Challenge ▸ Keep only the lines of the data below that contain "price", and copy them.

[Stored data entries]
-*-
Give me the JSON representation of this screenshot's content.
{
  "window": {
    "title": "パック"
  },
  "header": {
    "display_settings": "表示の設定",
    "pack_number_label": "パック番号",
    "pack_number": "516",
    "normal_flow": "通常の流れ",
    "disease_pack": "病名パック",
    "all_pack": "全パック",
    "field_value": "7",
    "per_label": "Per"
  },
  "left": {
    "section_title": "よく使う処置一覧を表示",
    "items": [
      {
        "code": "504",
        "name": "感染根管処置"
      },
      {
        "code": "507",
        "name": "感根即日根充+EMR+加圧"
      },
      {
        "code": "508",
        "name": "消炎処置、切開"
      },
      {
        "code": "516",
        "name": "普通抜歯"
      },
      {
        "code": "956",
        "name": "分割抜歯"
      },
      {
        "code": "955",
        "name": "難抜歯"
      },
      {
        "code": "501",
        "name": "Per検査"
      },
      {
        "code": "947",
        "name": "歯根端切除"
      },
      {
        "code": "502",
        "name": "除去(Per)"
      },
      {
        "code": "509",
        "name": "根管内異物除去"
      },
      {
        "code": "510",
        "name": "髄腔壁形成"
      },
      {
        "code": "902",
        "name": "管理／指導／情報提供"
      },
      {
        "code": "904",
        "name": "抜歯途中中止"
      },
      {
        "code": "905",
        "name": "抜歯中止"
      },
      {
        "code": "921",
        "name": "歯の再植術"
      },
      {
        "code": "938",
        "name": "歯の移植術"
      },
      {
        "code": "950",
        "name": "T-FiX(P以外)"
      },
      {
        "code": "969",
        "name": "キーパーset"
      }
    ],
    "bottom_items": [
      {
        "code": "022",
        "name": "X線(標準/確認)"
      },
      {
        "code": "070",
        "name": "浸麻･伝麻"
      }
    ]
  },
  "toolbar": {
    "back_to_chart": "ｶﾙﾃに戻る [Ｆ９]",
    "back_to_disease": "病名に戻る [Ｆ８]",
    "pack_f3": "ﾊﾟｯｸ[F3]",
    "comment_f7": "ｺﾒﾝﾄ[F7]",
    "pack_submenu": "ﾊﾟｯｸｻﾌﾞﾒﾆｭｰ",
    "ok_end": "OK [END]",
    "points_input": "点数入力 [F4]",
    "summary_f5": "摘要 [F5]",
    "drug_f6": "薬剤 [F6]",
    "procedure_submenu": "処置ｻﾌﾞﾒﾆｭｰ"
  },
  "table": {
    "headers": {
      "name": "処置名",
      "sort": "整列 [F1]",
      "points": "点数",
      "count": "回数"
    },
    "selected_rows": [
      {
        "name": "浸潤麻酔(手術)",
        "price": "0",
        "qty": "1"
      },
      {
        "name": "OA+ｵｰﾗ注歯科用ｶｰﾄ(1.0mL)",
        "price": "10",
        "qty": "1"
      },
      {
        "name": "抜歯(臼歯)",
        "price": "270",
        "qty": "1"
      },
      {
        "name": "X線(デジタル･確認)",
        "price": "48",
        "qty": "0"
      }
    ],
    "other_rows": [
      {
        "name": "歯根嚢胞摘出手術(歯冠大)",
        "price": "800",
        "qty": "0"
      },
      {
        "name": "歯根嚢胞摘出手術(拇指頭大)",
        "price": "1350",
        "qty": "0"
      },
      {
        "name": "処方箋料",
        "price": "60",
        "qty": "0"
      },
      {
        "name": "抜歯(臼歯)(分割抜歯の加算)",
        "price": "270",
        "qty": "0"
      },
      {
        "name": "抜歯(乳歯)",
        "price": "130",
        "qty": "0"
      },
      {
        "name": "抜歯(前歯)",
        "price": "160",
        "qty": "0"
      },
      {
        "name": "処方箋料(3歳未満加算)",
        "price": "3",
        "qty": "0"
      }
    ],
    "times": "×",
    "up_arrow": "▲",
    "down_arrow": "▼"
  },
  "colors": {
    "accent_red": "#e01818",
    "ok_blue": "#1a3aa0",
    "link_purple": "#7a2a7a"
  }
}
-*-
Exercise solution ▸
        "price": "0",
        "price": "10",
        "price": "270",
        "price": "48",
        "price": "800",
        "price": "1350",
        "price": "60",
        "price": "270",
        "price": "130",
        "price": "160",
        "price": "3",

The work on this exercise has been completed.